(Stored records)
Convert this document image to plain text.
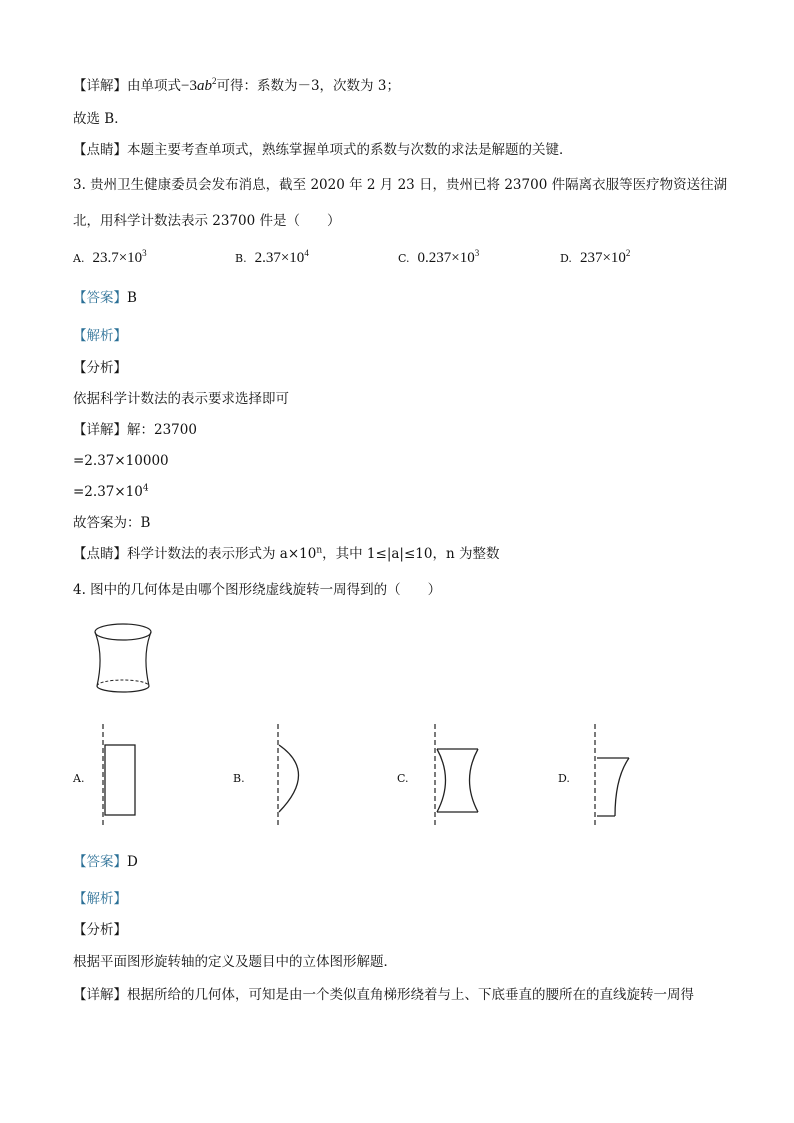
【详解】由单项式$-3ab^2$可得：系数为－3，次数为 3；
故选 B．
【点睛】本题主要考查单项式，熟练掌握单项式的系数与次数的求法是解题的关键．
3. 贵州卫生健康委员会发布消息，截至 2020 年 2 月 23 日，贵州已将 23700 件隔离衣服等医疗物资送往湖
北，用科学计数法表示 23700 件是（　　）
A. $23.7\times 10^3$	B. $2.37\times 10^4$	C. $0.237\times 10^3$	D. $237\times 10^2$
【答案】B
【解析】
【分析】
依据科学计数法的表示要求选择即可
【详解】解：23700
=2.37×10000
$=2.37\times 10^4$
故答案为：B
【点睛】科学计数法的表示形式为 $a\times 10^n$，其中 1≤|a|≤10，n 为整数
4. 图中的几何体是由哪个图形绕虚线旋转一周得到的（　　）
A.	B.	C.	D.
【答案】D
【解析】
【分析】
根据平面图形旋转轴的定义及题目中的立体图形解题．
【详解】根据所给的几何体，可知是由一个类似直角梯形绕着与上、下底垂直的腰所在的直线旋转一周得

#### What is required:
Return every line above in which the string "times" occurs.

#### Response below:
A. $23.7\times 10^3$	B. $2.37\times 10^4$	C. $0.237\times 10^3$	D. $237\times 10^2$
$=2.37\times 10^4$
【点睛】科学计数法的表示形式为 $a\times 10^n$，其中 1≤|a|≤10，n 为整数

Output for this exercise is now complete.